• **Data entries**:
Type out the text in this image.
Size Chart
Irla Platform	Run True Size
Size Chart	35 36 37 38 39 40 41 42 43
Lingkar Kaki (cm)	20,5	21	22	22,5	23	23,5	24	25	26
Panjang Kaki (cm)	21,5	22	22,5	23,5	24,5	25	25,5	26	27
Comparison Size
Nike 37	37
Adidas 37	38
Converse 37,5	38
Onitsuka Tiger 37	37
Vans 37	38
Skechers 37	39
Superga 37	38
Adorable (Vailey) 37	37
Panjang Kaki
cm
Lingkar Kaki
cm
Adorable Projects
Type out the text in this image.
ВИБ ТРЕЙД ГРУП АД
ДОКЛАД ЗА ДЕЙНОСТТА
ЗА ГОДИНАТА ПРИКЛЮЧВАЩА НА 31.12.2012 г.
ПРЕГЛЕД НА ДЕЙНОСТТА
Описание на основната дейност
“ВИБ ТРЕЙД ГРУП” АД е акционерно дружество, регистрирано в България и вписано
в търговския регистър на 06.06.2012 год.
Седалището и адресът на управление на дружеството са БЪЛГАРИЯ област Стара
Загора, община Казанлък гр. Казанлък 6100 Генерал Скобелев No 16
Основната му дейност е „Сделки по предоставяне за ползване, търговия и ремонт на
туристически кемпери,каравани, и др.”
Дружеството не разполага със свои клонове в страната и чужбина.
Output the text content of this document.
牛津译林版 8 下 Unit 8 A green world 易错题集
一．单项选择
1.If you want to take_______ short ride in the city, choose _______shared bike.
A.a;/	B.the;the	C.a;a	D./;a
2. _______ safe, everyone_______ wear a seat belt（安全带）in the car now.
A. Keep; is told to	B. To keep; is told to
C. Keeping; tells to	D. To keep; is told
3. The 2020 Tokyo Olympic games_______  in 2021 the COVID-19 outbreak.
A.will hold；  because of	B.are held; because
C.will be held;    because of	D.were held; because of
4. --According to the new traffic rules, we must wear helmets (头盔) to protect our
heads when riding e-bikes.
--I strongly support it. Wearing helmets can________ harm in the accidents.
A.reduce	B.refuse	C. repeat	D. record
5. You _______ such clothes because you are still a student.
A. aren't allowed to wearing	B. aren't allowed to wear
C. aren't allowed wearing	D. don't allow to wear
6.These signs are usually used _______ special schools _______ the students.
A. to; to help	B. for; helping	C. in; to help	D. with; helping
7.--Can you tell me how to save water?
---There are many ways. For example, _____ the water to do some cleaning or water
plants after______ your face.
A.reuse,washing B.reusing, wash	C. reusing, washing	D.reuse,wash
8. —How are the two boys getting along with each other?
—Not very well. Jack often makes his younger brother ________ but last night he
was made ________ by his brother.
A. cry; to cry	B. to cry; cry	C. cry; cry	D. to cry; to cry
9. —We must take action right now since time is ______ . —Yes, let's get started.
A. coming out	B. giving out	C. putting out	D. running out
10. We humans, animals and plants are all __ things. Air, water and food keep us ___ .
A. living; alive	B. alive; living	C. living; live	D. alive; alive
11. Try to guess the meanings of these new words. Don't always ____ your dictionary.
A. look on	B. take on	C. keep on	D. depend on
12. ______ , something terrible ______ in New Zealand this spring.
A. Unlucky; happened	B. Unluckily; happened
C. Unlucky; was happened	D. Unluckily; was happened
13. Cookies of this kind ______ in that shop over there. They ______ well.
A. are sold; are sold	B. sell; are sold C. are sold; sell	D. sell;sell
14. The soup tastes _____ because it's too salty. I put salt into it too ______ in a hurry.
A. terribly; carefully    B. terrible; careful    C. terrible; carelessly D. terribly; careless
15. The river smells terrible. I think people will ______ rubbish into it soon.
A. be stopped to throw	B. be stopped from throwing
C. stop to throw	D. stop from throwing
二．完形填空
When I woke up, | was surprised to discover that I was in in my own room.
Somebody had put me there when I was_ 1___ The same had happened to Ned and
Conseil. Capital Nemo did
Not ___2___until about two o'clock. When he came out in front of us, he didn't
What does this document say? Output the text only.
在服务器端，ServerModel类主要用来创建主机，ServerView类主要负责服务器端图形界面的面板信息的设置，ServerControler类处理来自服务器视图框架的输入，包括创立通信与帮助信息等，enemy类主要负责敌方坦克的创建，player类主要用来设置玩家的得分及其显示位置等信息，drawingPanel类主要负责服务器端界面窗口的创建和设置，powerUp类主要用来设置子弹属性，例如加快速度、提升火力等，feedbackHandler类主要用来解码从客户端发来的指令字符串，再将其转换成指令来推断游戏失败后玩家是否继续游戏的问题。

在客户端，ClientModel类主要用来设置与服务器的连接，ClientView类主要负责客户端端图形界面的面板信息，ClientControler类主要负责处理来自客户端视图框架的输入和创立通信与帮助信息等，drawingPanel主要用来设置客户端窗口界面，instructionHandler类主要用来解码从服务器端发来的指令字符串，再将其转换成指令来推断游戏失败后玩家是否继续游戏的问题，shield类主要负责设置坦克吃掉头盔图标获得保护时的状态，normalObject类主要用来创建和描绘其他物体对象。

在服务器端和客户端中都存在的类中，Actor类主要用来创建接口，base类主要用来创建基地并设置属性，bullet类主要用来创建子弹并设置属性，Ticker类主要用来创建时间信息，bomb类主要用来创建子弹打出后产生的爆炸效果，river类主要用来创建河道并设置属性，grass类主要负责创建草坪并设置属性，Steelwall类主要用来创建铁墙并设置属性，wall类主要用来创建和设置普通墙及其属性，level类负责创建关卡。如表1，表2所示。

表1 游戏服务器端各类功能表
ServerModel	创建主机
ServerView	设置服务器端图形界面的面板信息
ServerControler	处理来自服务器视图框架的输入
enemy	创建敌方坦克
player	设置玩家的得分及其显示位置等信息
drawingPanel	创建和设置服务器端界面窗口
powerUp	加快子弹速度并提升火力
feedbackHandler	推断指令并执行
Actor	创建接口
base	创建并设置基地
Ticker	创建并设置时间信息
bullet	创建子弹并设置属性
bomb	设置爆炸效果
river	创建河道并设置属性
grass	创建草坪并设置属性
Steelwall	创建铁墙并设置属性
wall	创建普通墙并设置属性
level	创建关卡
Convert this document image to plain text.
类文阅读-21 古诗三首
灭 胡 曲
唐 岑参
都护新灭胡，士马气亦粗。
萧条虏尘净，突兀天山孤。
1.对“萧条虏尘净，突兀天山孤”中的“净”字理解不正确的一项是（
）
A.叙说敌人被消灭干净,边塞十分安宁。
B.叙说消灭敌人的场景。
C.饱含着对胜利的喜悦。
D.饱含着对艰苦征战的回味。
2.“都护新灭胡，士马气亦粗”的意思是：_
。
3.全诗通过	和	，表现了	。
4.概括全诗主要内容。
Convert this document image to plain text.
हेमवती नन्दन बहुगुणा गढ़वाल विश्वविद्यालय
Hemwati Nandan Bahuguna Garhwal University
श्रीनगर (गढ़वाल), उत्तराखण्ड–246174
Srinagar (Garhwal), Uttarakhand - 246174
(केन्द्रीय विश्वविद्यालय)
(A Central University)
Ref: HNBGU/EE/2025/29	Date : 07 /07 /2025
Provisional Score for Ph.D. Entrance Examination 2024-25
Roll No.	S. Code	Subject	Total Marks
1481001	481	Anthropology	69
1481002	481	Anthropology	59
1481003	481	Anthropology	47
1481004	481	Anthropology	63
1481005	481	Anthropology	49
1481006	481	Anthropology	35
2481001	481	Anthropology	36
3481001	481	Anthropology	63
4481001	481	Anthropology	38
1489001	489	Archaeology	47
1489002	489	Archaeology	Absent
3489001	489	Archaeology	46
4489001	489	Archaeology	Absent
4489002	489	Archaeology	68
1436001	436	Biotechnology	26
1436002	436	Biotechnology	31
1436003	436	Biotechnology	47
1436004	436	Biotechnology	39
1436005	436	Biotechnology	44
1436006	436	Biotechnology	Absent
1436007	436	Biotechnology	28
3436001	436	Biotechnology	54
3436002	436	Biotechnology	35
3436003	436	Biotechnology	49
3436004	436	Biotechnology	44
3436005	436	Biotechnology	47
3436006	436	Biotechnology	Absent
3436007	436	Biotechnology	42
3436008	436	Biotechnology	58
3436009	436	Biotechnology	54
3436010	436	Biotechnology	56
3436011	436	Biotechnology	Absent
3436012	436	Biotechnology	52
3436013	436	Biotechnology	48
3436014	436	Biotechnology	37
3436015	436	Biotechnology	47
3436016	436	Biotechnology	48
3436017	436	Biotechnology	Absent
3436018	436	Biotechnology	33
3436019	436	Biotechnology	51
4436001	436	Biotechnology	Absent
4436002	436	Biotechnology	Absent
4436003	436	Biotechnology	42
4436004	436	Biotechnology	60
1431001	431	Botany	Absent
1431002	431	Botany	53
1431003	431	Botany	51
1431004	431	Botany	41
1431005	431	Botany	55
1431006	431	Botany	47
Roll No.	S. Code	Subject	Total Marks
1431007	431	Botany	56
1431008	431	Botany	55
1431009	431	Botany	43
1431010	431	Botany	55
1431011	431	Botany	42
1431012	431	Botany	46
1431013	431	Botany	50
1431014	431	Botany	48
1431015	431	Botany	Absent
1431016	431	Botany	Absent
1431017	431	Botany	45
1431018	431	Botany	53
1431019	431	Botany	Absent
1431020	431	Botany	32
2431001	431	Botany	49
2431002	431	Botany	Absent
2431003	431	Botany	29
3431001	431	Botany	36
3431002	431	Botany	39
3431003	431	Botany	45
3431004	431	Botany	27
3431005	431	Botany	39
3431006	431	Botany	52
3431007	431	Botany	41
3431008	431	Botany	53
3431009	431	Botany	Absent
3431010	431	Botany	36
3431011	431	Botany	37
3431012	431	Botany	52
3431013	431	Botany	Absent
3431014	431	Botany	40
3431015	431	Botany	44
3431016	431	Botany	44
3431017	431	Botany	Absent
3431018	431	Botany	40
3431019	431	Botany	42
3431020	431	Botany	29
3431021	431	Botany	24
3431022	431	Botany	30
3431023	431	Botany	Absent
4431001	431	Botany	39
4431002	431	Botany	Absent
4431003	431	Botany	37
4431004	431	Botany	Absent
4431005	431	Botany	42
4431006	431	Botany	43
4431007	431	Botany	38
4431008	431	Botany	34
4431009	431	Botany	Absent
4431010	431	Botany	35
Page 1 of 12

• **To be done**:
Scan the records for the string "plants". Copy each line in which it appears.

• **Solution for this task**:
plants after______ your face.
10. We humans, animals and plants are all __ things. Air, water and food keep us ___ .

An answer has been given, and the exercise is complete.